(Stored items)
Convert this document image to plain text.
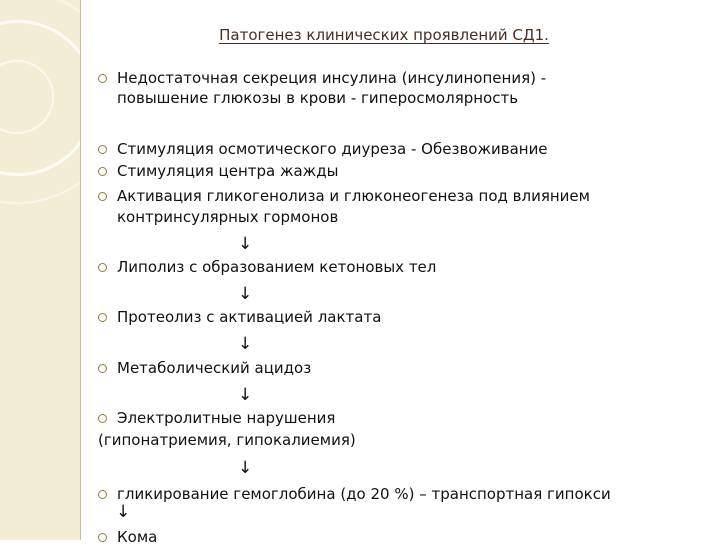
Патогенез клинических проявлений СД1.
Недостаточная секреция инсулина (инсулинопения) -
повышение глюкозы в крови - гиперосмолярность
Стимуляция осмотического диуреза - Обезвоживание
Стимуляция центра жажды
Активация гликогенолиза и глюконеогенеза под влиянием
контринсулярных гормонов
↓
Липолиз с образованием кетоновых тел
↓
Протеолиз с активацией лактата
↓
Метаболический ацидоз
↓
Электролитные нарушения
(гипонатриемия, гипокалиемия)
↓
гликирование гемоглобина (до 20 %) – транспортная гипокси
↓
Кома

Requirements: Give back the whole listing as it stands, minus its pictures.

Task response:
Convert this document image to plain text.
Патогенез клинических проявлений СД1.
Недостаточная секреция инсулина (инсулинопения) -
повышение глюкозы в крови - гиперосмолярность
Стимуляция осмотического диуреза - Обезвоживание
Стимуляция центра жажды
Активация гликогенолиза и глюконеогенеза под влиянием
контринсулярных гормонов
↓
Липолиз с образованием кетоновых тел
↓
Протеолиз с активацией лактата
↓
Метаболический ацидоз
↓
Электролитные нарушения
(гипонатриемия, гипокалиемия)
↓
гликирование гемоглобина (до 20 %) – транспортная гипокси
↓
Кома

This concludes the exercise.